* Begin Input for this task *

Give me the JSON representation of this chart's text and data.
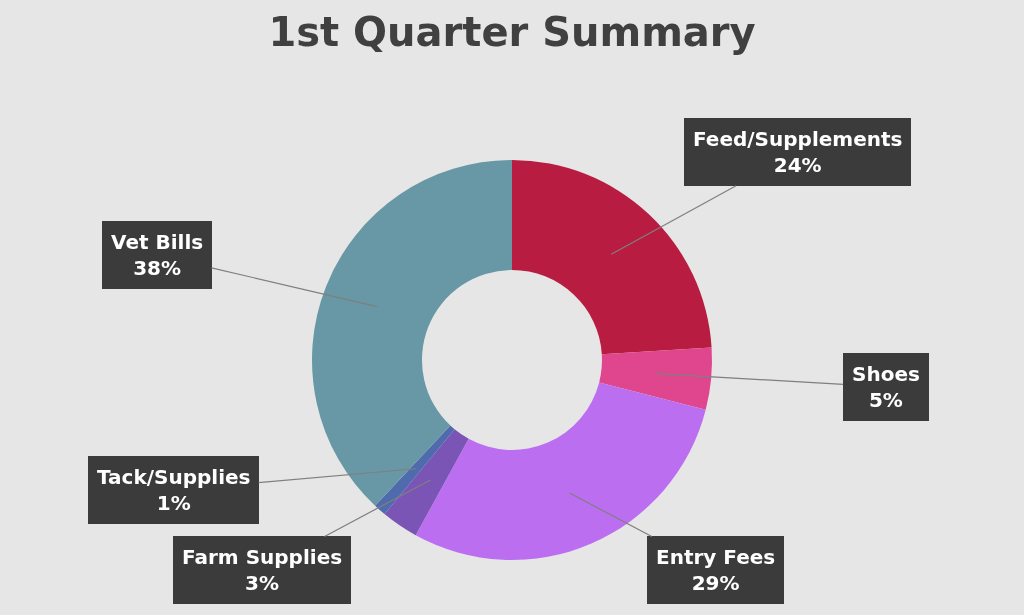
{
  "chart_data": {
    "type": "donut",
    "title": "1st Quarter Summary",
    "categories": [
      "Feed/Supplements",
      "Shoes",
      "Entry Fees",
      "Farm Supplies",
      "Tack/Supplies",
      "Vet Bills"
    ],
    "values": [
      24,
      5,
      29,
      3,
      1,
      38
    ],
    "value_labels": [
      "24%",
      "5%",
      "29%",
      "3%",
      "1%",
      "38%"
    ],
    "colors": [
      "#b81c41",
      "#e0468e",
      "#bb6ff0",
      "#7a55b5",
      "#4f6aad",
      "#6898a6"
    ],
    "legend": false
  }
}
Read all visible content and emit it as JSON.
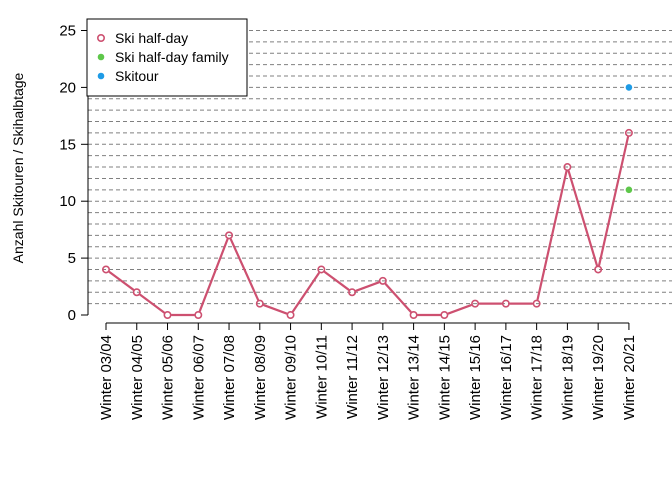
{
  "chart_data": {
    "type": "line",
    "title": "",
    "xlabel": "",
    "ylabel": "Anzahl Skitouren / Skihalbtage",
    "ylim": [
      0,
      25
    ],
    "y_ticks": [
      0,
      5,
      10,
      15,
      20,
      25
    ],
    "grid": "horizontal dashed lines at every integer from 1 to 25",
    "legend_position": "top-left",
    "categories": [
      "Winter 03/04",
      "Winter 04/05",
      "Winter 05/06",
      "Winter 06/07",
      "Winter 07/08",
      "Winter 08/09",
      "Winter 09/10",
      "Winter 10/11",
      "Winter 11/12",
      "Winter 12/13",
      "Winter 13/14",
      "Winter 14/15",
      "Winter 15/16",
      "Winter 16/17",
      "Winter 17/18",
      "Winter 18/19",
      "Winter 19/20",
      "Winter 20/21"
    ],
    "series": [
      {
        "name": "Ski half-day",
        "color": "#cd5070",
        "style": "line with open circles",
        "values": [
          4,
          2,
          0,
          0,
          7,
          1,
          0,
          4,
          2,
          3,
          0,
          0,
          1,
          1,
          1,
          13,
          4,
          16
        ]
      },
      {
        "name": "Ski half-day family",
        "color": "#5ec74a",
        "style": "filled point",
        "values": [
          null,
          null,
          null,
          null,
          null,
          null,
          null,
          null,
          null,
          null,
          null,
          null,
          null,
          null,
          null,
          null,
          null,
          11
        ]
      },
      {
        "name": "Skitour",
        "color": "#1e9be6",
        "style": "filled point",
        "values": [
          null,
          null,
          null,
          null,
          null,
          null,
          null,
          null,
          null,
          null,
          null,
          null,
          null,
          null,
          null,
          null,
          null,
          20
        ]
      }
    ]
  }
}
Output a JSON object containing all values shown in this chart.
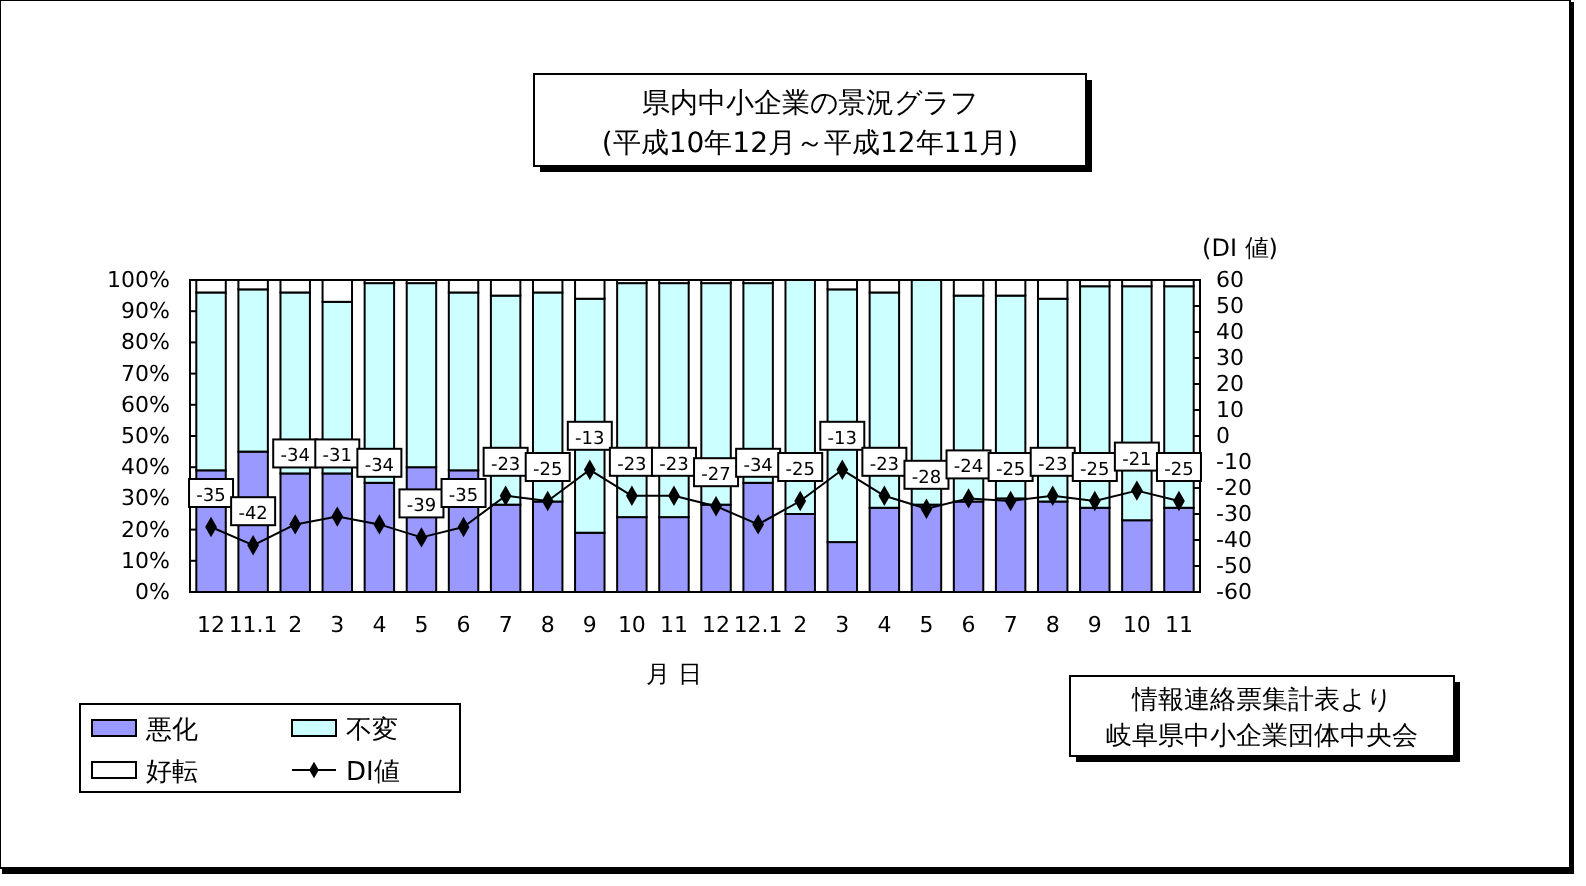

* End Input for this task *

(Description of the task): Say how many lines above contain the string "half". Answer with the number only.

(In response): 2